SOURCE EXTRACT →
☆ ☆ ☆
Courier-Post
Thursday, January 8, 1998
Gibbsboro council members
walk out
by Mike Franolich
Courier-Post Staff
Gibbsboro - Government broke
down at the annual reorganization meeting Wednesday, highlighted by a minority
member walkout.
Independent Councilmen Michael MacFerren and Ronald Samuel
and independent Mayor Edward G. Campbell III shocked the audience of about
50 people when they left the room with the Republican majority still seated.
Campbell said that since they had completed their work on the agenda, the
meeting was automatically over.
Some in the partisan crowd jeered them. "you call
yourself the mayor and you're walking away from the government," yelled
one member of the audience.
Though the independents left, the new 3-2 GOP majority
- which took control for the first time in almost 20 years - continued with
its own agenda. The meeting had never been closed by a council vote, said
GOP Councilwoman Gail Peterson, who became council president for the year.
☆ ☆ ☆
GIVEN MATERIAL →
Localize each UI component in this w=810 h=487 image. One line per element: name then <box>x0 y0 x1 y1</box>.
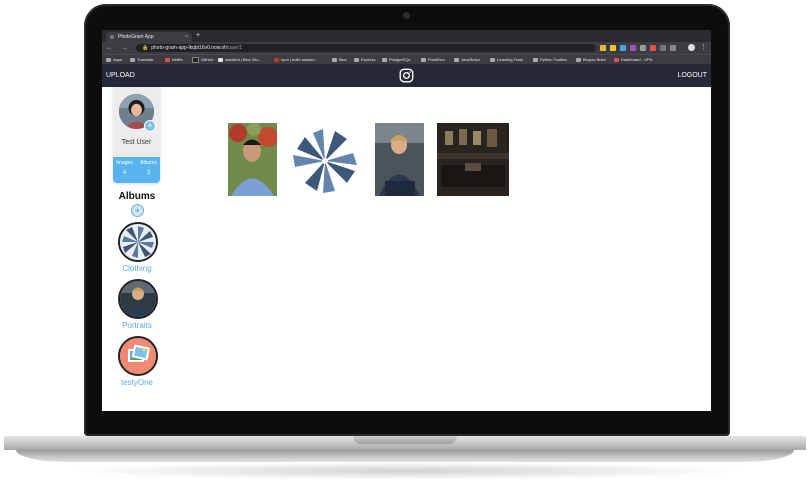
☆ ☆ ☆
YOUR TASKS →
1. In the news article about the Gibbsboro council walkout, who became council president for the year?
2. Translate this sentence from the Gibbsboro council walkout article into Spanish: "Campbell said that since they had completed their work on the agenda, the meeting was automatically over."
3. Carry on the news article about the Gibbsboro council walkout, starting right after its final sentence.

ANSWERS →
1. GOP Councilwoman Gail Peterson became council president for the year.

2. Campbell dijo que, como habían terminado su trabajo en la agenda, la reunión había terminado automáticamente.

3.
Peterson and GOP council members Beth Egan and Joseph Fallon
Jr. then adopted four resolutions, including a request for the state to
conduct a performance audit of municipal finances.
At the end of the night, the government still had failed
to make many of its usual appointments, including those of engineer, solicitor
and affirmative action officer. Appointees from 1997 whose appointments
have expired can continue for up to 30 days or until new appointments are
made, officials agreed.
At the heart of the friction was the absence of the council's
sixth member. A judge recently ruled in the GOP's favor that the seat remain
vacant until a special run-off election is held on Feb. 9.
Before leaving, Campbell had declared, "I don't agree
with the judge's decision, but I will respect it." But without former
councilman Lewis Williams, an independent, Campbell's group lost control
to the GOP Wednesday.
The special election was scheduled after GOP council candidate
Jan Berle won the council seat by a single vote in November. But Williams
challenged several votes. When a judge invalidated one vote, the election
was declared a draw.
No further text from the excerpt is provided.